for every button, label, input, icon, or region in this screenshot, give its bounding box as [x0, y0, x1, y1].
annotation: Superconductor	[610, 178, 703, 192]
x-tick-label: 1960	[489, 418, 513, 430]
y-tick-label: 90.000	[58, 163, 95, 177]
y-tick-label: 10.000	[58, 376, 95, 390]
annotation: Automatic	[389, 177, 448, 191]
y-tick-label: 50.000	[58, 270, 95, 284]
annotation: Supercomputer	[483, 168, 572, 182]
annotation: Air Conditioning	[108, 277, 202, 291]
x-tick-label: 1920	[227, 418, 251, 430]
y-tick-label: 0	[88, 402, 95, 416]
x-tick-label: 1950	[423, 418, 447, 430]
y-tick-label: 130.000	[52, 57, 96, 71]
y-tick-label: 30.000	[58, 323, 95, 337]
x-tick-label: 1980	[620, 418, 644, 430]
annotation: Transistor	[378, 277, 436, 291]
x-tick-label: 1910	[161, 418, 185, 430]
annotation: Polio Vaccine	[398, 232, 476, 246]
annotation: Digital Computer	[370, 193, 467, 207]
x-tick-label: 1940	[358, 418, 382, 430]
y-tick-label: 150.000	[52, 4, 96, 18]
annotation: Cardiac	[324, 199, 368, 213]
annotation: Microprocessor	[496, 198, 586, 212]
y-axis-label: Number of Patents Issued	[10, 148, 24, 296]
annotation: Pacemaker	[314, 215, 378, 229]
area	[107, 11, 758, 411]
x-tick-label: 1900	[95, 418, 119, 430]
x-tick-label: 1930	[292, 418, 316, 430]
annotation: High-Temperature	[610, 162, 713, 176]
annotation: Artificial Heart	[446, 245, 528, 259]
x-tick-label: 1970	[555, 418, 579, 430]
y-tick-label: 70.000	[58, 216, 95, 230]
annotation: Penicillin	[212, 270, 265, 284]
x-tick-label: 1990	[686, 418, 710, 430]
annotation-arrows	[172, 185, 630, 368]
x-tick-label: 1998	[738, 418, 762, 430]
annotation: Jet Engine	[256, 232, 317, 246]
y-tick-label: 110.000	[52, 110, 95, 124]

_ _ _ _

-- YOUR OBJECTIVE --
Rewrite the listing from its first line up to and including the line with "277, 202, 291]", replacing "annotation" with "note" and leaving everything else the same.

-- REPLY --
for every button, label, input, icon, or region in this screenshot, give its bounding box as [x0, y0, x1, y1].
note: Superconductor	[610, 178, 703, 192]
x-tick-label: 1960	[489, 418, 513, 430]
y-tick-label: 90.000	[58, 163, 95, 177]
y-tick-label: 10.000	[58, 376, 95, 390]
note: Automatic	[389, 177, 448, 191]
y-tick-label: 50.000	[58, 270, 95, 284]
note: Supercomputer	[483, 168, 572, 182]
note: Air Conditioning	[108, 277, 202, 291]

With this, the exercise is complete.